■ TO BE DONE: Reproduce this listing in full.

■ PROVIDED INFORMATION:
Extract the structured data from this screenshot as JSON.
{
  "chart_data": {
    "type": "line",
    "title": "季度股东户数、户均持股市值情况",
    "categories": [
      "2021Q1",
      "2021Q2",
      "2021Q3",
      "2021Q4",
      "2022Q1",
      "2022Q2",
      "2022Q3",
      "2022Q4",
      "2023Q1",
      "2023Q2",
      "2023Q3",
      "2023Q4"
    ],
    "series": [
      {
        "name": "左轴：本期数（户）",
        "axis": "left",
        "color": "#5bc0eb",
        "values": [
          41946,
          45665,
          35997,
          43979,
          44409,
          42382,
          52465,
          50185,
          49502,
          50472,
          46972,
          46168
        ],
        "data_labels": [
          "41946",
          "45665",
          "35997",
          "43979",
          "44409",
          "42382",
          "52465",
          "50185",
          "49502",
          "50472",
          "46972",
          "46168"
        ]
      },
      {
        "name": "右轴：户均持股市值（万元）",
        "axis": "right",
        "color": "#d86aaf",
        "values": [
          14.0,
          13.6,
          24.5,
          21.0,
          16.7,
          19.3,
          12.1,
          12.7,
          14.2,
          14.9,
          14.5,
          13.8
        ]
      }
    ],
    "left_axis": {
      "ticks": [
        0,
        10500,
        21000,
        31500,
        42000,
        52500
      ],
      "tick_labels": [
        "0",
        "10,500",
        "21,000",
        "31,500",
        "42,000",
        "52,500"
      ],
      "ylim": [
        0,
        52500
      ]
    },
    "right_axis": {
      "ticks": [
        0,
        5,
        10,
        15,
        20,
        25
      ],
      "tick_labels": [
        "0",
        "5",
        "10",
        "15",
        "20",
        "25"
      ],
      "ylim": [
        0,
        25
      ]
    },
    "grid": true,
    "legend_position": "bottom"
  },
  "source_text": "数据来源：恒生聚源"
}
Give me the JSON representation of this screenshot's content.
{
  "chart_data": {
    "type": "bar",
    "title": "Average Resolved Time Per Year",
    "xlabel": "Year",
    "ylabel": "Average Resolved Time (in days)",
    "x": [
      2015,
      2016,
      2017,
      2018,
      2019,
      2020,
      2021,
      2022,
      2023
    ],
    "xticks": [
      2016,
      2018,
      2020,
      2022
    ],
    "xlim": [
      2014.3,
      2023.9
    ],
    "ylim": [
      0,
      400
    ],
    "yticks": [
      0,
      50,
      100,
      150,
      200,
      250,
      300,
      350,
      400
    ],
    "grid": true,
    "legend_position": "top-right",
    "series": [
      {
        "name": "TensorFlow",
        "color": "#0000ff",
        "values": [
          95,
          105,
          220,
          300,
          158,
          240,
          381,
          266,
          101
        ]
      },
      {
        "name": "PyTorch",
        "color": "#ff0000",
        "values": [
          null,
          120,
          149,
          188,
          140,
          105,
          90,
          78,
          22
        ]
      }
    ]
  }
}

■ TASK OUTPUT:
Extract the structured data from this screenshot as JSON.
{
  "chart_data": {
    "type": "line",
    "title": "季度股东户数、户均持股市值情况",
    "categories": [
      "2021Q1",
      "2021Q2",
      "2021Q3",
      "2021Q4",
      "2022Q1",
      "2022Q2",
      "2022Q3",
      "2022Q4",
      "2023Q1",
      "2023Q2",
      "2023Q3",
      "2023Q4"
    ],
    "series": [
      {
        "name": "左轴：本期数（户）",
        "axis": "left",
        "color": "#5bc0eb",
        "values": [
          41946,
          45665,
          35997,
          43979,
          44409,
          42382,
          52465,
          50185,
          49502,
          50472,
          46972,
          46168
        ],
        "data_labels": [
          "41946",
          "45665",
          "35997",
          "43979",
          "44409",
          "42382",
          "52465",
          "50185",
          "49502",
          "50472",
          "46972",
          "46168"
        ]
      },
      {
        "name": "右轴：户均持股市值（万元）",
        "axis": "right",
        "color": "#d86aaf",
        "values": [
          14.0,
          13.6,
          24.5,
          21.0,
          16.7,
          19.3,
          12.1,
          12.7,
          14.2,
          14.9,
          14.5,
          13.8
        ]
      }
    ],
    "left_axis": {
      "ticks": [
        0,
        10500,
        21000,
        31500,
        42000,
        52500
      ],
      "tick_labels": [
        "0",
        "10,500",
        "21,000",
        "31,500",
        "42,000",
        "52,500"
      ],
      "ylim": [
        0,
        52500
      ]
    },
    "right_axis": {
      "ticks": [
        0,
        5,
        10,
        15,
        20,
        25
      ],
      "tick_labels": [
        "0",
        "5",
        "10",
        "15",
        "20",
        "25"
      ],
      "ylim": [
        0,
        25
      ]
    },
    "grid": true,
    "legend_position": "bottom"
  },
  "source_text": "数据来源：恒生聚源"
}
Give me the JSON representation of this screenshot's content.
{
  "chart_data": {
    "type": "bar",
    "title": "Average Resolved Time Per Year",
    "xlabel": "Year",
    "ylabel": "Average Resolved Time (in days)",
    "x": [
      2015,
      2016,
      2017,
      2018,
      2019,
      2020,
      2021,
      2022,
      2023
    ],
    "xticks": [
      2016,
      2018,
      2020,
      2022
    ],
    "xlim": [
      2014.3,
      2023.9
    ],
    "ylim": [
      0,
      400
    ],
    "yticks": [
      0,
      50,
      100,
      150,
      200,
      250,
      300,
      350,
      400
    ],
    "grid": true,
    "legend_position": "top-right",
    "series": [
      {
        "name": "TensorFlow",
        "color": "#0000ff",
        "values": [
          95,
          105,
          220,
          300,
          158,
          240,
          381,
          266,
          101
        ]
      },
      {
        "name": "PyTorch",
        "color": "#ff0000",
        "values": [
          null,
          120,
          149,
          188,
          140,
          105,
          90,
          78,
          22
        ]
      }
    ]
  }
}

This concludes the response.